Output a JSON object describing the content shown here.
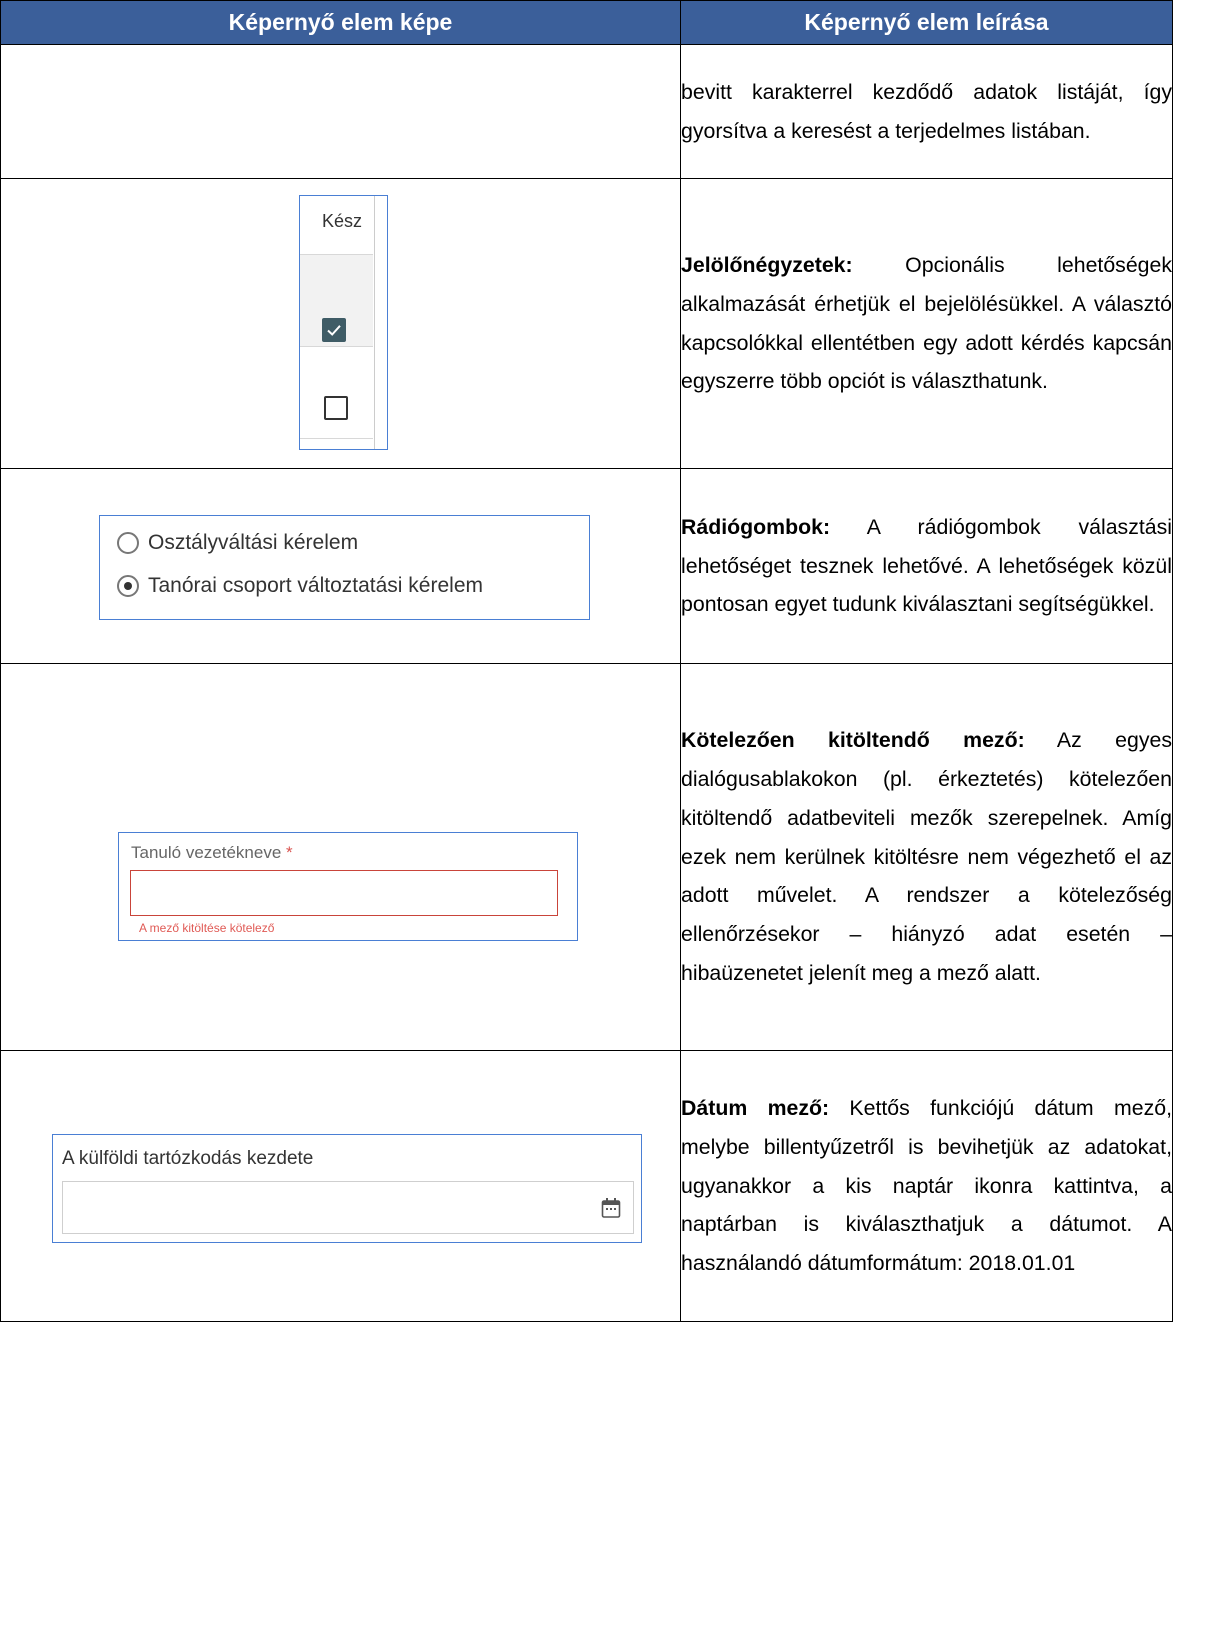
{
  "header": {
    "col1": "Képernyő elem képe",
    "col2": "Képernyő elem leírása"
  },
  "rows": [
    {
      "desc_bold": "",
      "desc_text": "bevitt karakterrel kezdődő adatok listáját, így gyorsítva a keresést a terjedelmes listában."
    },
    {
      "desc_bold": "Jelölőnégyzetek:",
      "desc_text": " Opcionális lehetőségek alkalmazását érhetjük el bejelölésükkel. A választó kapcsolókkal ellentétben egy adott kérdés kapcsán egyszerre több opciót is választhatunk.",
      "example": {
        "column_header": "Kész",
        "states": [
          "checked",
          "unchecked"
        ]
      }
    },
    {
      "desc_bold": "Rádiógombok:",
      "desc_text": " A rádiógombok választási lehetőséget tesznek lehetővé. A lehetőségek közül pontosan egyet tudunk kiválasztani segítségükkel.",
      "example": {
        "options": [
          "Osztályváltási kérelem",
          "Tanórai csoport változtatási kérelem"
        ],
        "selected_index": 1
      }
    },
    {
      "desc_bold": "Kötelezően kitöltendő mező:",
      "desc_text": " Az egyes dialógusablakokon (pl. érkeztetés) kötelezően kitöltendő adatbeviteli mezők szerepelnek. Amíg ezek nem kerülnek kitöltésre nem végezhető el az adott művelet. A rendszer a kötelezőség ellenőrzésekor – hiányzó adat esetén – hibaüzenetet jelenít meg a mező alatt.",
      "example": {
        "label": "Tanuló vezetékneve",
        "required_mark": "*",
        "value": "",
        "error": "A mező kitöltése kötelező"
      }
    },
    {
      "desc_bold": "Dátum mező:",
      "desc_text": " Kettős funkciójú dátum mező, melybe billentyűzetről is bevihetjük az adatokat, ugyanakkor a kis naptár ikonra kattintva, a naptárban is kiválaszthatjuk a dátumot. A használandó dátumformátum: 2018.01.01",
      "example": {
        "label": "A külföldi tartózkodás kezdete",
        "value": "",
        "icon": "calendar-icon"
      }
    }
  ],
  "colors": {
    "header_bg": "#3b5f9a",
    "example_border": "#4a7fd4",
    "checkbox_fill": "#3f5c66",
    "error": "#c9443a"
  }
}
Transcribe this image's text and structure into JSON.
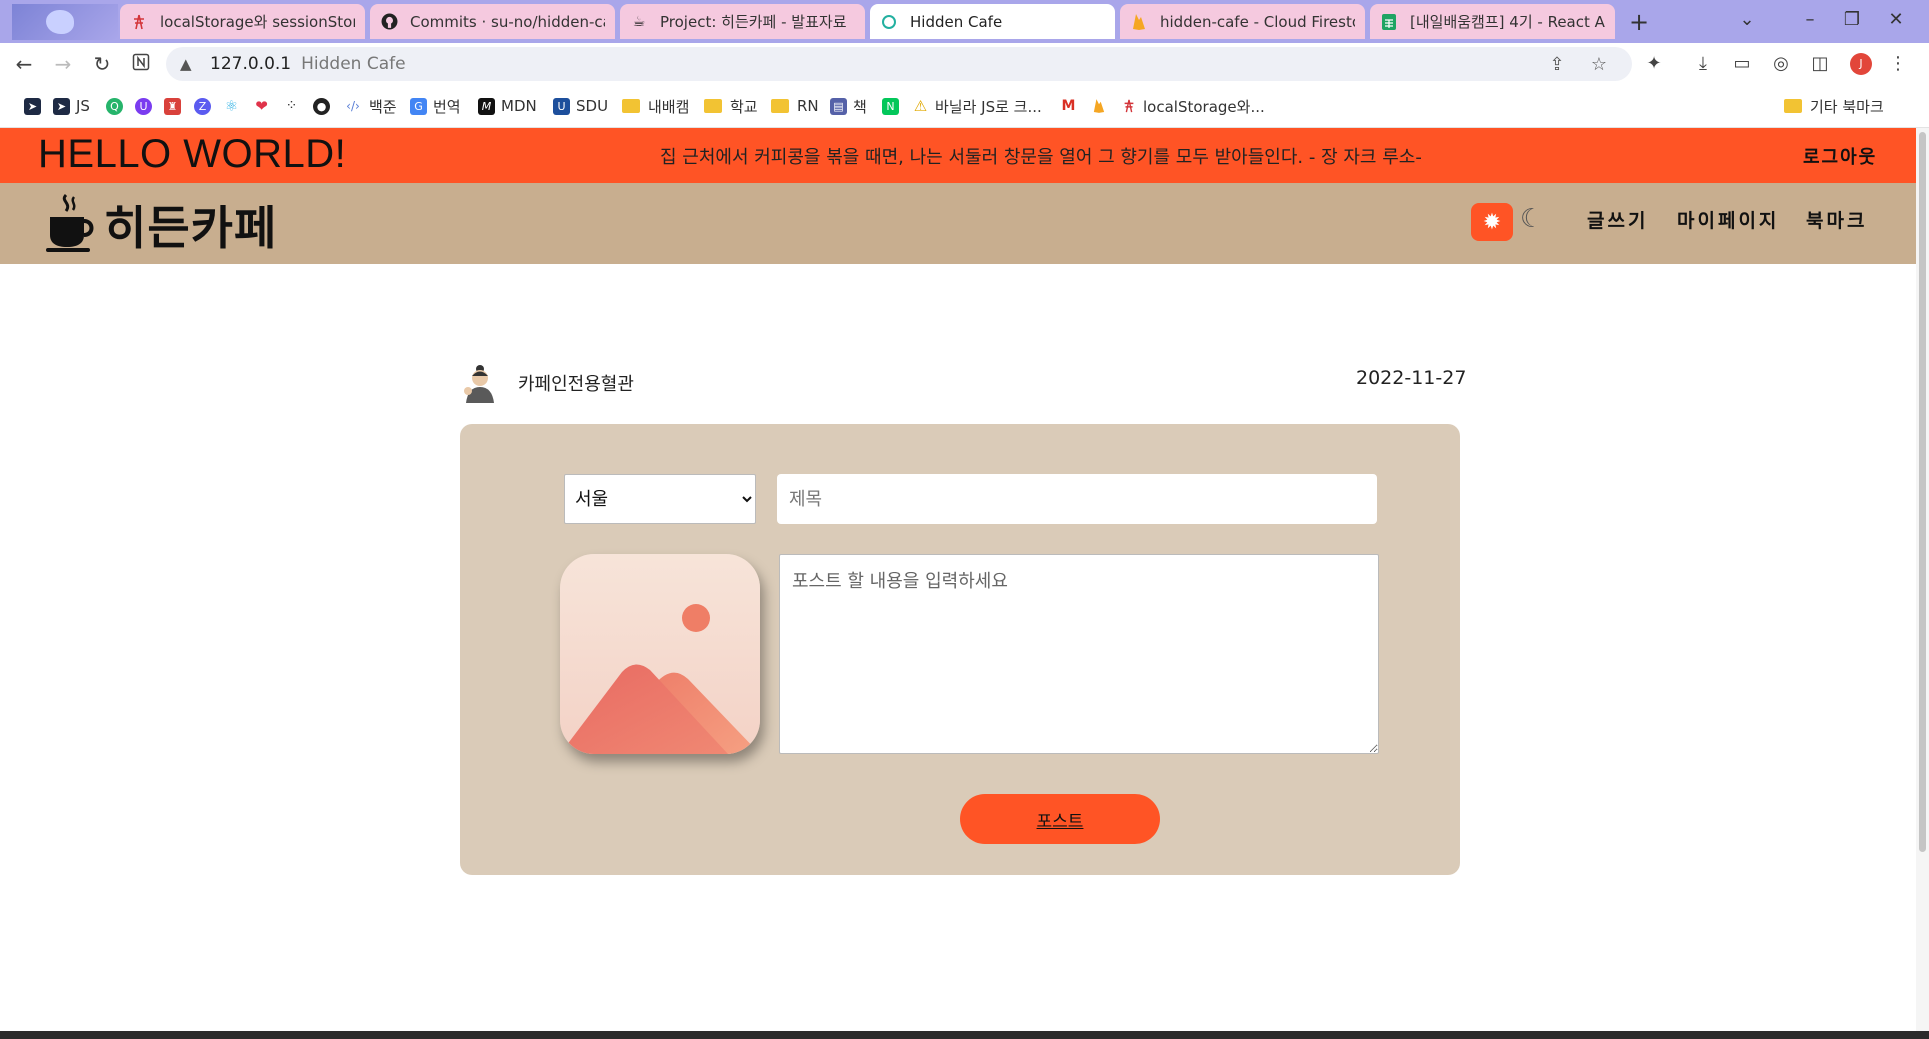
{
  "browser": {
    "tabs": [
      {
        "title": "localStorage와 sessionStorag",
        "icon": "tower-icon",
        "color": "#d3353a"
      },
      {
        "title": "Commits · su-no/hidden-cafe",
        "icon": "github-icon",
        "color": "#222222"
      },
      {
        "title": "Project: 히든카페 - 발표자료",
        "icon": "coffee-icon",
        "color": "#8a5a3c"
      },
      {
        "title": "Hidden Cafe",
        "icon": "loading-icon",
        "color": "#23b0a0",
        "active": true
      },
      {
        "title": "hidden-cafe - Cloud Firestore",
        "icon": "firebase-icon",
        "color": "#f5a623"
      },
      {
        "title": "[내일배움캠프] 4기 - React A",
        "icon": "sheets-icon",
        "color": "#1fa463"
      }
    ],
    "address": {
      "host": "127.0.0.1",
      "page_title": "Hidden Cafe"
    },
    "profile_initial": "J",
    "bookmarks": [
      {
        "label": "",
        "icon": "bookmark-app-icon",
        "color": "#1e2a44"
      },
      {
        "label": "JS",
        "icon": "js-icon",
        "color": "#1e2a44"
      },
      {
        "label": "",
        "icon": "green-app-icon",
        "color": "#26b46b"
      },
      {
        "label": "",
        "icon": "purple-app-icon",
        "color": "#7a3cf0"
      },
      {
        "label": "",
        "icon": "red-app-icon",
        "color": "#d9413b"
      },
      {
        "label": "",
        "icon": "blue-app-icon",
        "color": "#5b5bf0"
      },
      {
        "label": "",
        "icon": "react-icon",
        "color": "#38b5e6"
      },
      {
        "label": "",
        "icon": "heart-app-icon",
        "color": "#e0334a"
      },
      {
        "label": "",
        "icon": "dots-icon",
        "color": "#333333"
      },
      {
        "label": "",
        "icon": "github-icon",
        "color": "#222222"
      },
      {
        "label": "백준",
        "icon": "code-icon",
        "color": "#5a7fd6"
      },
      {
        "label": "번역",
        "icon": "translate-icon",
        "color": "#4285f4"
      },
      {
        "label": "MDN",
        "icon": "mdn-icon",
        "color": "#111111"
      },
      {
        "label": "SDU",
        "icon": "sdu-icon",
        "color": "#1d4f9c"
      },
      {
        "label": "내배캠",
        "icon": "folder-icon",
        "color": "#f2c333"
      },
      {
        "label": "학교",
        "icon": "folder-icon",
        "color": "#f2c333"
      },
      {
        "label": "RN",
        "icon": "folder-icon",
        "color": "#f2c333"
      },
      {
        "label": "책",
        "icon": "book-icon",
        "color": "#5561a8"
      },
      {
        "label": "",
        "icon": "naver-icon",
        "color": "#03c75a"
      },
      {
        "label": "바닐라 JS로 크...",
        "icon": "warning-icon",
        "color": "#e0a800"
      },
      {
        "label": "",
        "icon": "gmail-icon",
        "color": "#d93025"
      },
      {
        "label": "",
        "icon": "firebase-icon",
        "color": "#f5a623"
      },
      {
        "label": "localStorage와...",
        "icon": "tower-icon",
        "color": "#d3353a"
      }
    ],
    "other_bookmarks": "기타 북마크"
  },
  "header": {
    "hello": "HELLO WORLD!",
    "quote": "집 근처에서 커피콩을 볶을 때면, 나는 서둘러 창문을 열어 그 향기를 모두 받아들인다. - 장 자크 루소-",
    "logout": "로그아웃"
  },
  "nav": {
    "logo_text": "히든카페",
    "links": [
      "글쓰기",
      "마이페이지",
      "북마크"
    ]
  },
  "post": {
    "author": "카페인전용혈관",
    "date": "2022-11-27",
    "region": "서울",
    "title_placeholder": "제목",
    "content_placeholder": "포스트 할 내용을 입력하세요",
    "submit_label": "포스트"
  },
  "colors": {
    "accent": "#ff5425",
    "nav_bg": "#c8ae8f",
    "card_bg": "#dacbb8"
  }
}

- _WHAT NEEDS TO BE DONE_
Write out the whole listing again, exactly, with no pictures.

- _FULL RESPONSE_
Output a JSON object describing the content shown here.
{
  "header": {
    "col1": "Képernyő elem képe",
    "col2": "Képernyő elem leírása"
  },
  "rows": [
    {
      "desc_bold": "",
      "desc_text": "bevitt karakterrel kezdődő adatok listáját, így gyorsítva a keresést a terjedelmes listában."
    },
    {
      "desc_bold": "Jelölőnégyzetek:",
      "desc_text": " Opcionális lehetőségek alkalmazását érhetjük el bejelölésükkel. A választó kapcsolókkal ellentétben egy adott kérdés kapcsán egyszerre több opciót is választhatunk.",
      "example": {
        "column_header": "Kész",
        "states": [
          "checked",
          "unchecked"
        ]
      }
    },
    {
      "desc_bold": "Rádiógombok:",
      "desc_text": " A rádiógombok választási lehetőséget tesznek lehetővé. A lehetőségek közül pontosan egyet tudunk kiválasztani segítségükkel.",
      "example": {
        "options": [
          "Osztályváltási kérelem",
          "Tanórai csoport változtatási kérelem"
        ],
        "selected_index": 1
      }
    },
    {
      "desc_bold": "Kötelezően kitöltendő mező:",
      "desc_text": " Az egyes dialógusablakokon (pl. érkeztetés) kötelezően kitöltendő adatbeviteli mezők szerepelnek. Amíg ezek nem kerülnek kitöltésre nem végezhető el az adott művelet. A rendszer a kötelezőség ellenőrzésekor – hiányzó adat esetén – hibaüzenetet jelenít meg a mező alatt.",
      "example": {
        "label": "Tanuló vezetékneve",
        "required_mark": "*",
        "value": "",
        "error": "A mező kitöltése kötelező"
      }
    },
    {
      "desc_bold": "Dátum mező:",
      "desc_text": " Kettős funkciójú dátum mező, melybe billentyűzetről is bevihetjük az adatokat, ugyanakkor a kis naptár ikonra kattintva, a naptárban is kiválaszthatjuk a dátumot. A használandó dátumformátum: 2018.01.01",
      "example": {
        "label": "A külföldi tartózkodás kezdete",
        "value": "",
        "icon": "calendar-icon"
      }
    }
  ],
  "colors": {
    "header_bg": "#3b5f9a",
    "example_border": "#4a7fd4",
    "checkbox_fill": "#3f5c66",
    "error": "#c9443a"
  }
}
Transcribe this image's text and structure into JSON.
{
  "browser": {
    "tabs": [
      {
        "title": "localStorage와 sessionStorag",
        "icon": "tower-icon",
        "color": "#d3353a"
      },
      {
        "title": "Commits · su-no/hidden-cafe",
        "icon": "github-icon",
        "color": "#222222"
      },
      {
        "title": "Project: 히든카페 - 발표자료",
        "icon": "coffee-icon",
        "color": "#8a5a3c"
      },
      {
        "title": "Hidden Cafe",
        "icon": "loading-icon",
        "color": "#23b0a0",
        "active": true
      },
      {
        "title": "hidden-cafe - Cloud Firestore",
        "icon": "firebase-icon",
        "color": "#f5a623"
      },
      {
        "title": "[내일배움캠프] 4기 - React A",
        "icon": "sheets-icon",
        "color": "#1fa463"
      }
    ],
    "address": {
      "host": "127.0.0.1",
      "page_title": "Hidden Cafe"
    },
    "profile_initial": "J",
    "bookmarks": [
      {
        "label": "",
        "icon": "bookmark-app-icon",
        "color": "#1e2a44"
      },
      {
        "label": "JS",
        "icon": "js-icon",
        "color": "#1e2a44"
      },
      {
        "label": "",
        "icon": "green-app-icon",
        "color": "#26b46b"
      },
      {
        "label": "",
        "icon": "purple-app-icon",
        "color": "#7a3cf0"
      },
      {
        "label": "",
        "icon": "red-app-icon",
        "color": "#d9413b"
      },
      {
        "label": "",
        "icon": "blue-app-icon",
        "color": "#5b5bf0"
      },
      {
        "label": "",
        "icon": "react-icon",
        "color": "#38b5e6"
      },
      {
        "label": "",
        "icon": "heart-app-icon",
        "color": "#e0334a"
      },
      {
        "label": "",
        "icon": "dots-icon",
        "color": "#333333"
      },
      {
        "label": "",
        "icon": "github-icon",
        "color": "#222222"
      },
      {
        "label": "백준",
        "icon": "code-icon",
        "color": "#5a7fd6"
      },
      {
        "label": "번역",
        "icon": "translate-icon",
        "color": "#4285f4"
      },
      {
        "label": "MDN",
        "icon": "mdn-icon",
        "color": "#111111"
      },
      {
        "label": "SDU",
        "icon": "sdu-icon",
        "color": "#1d4f9c"
      },
      {
        "label": "내배캠",
        "icon": "folder-icon",
        "color": "#f2c333"
      },
      {
        "label": "학교",
        "icon": "folder-icon",
        "color": "#f2c333"
      },
      {
        "label": "RN",
        "icon": "folder-icon",
        "color": "#f2c333"
      },
      {
        "label": "책",
        "icon": "book-icon",
        "color": "#5561a8"
      },
      {
        "label": "",
        "icon": "naver-icon",
        "color": "#03c75a"
      },
      {
        "label": "바닐라 JS로 크...",
        "icon": "warning-icon",
        "color": "#e0a800"
      },
      {
        "label": "",
        "icon": "gmail-icon",
        "color": "#d93025"
      },
      {
        "label": "",
        "icon": "firebase-icon",
        "color": "#f5a623"
      },
      {
        "label": "localStorage와...",
        "icon": "tower-icon",
        "color": "#d3353a"
      }
    ],
    "other_bookmarks": "기타 북마크"
  },
  "header": {
    "hello": "HELLO WORLD!",
    "quote": "집 근처에서 커피콩을 볶을 때면, 나는 서둘러 창문을 열어 그 향기를 모두 받아들인다. - 장 자크 루소-",
    "logout": "로그아웃"
  },
  "nav": {
    "logo_text": "히든카페",
    "links": [
      "글쓰기",
      "마이페이지",
      "북마크"
    ]
  },
  "post": {
    "author": "카페인전용혈관",
    "date": "2022-11-27",
    "region": "서울",
    "title_placeholder": "제목",
    "content_placeholder": "포스트 할 내용을 입력하세요",
    "submit_label": "포스트"
  },
  "colors": {
    "accent": "#ff5425",
    "nav_bg": "#c8ae8f",
    "card_bg": "#dacbb8"
  }
}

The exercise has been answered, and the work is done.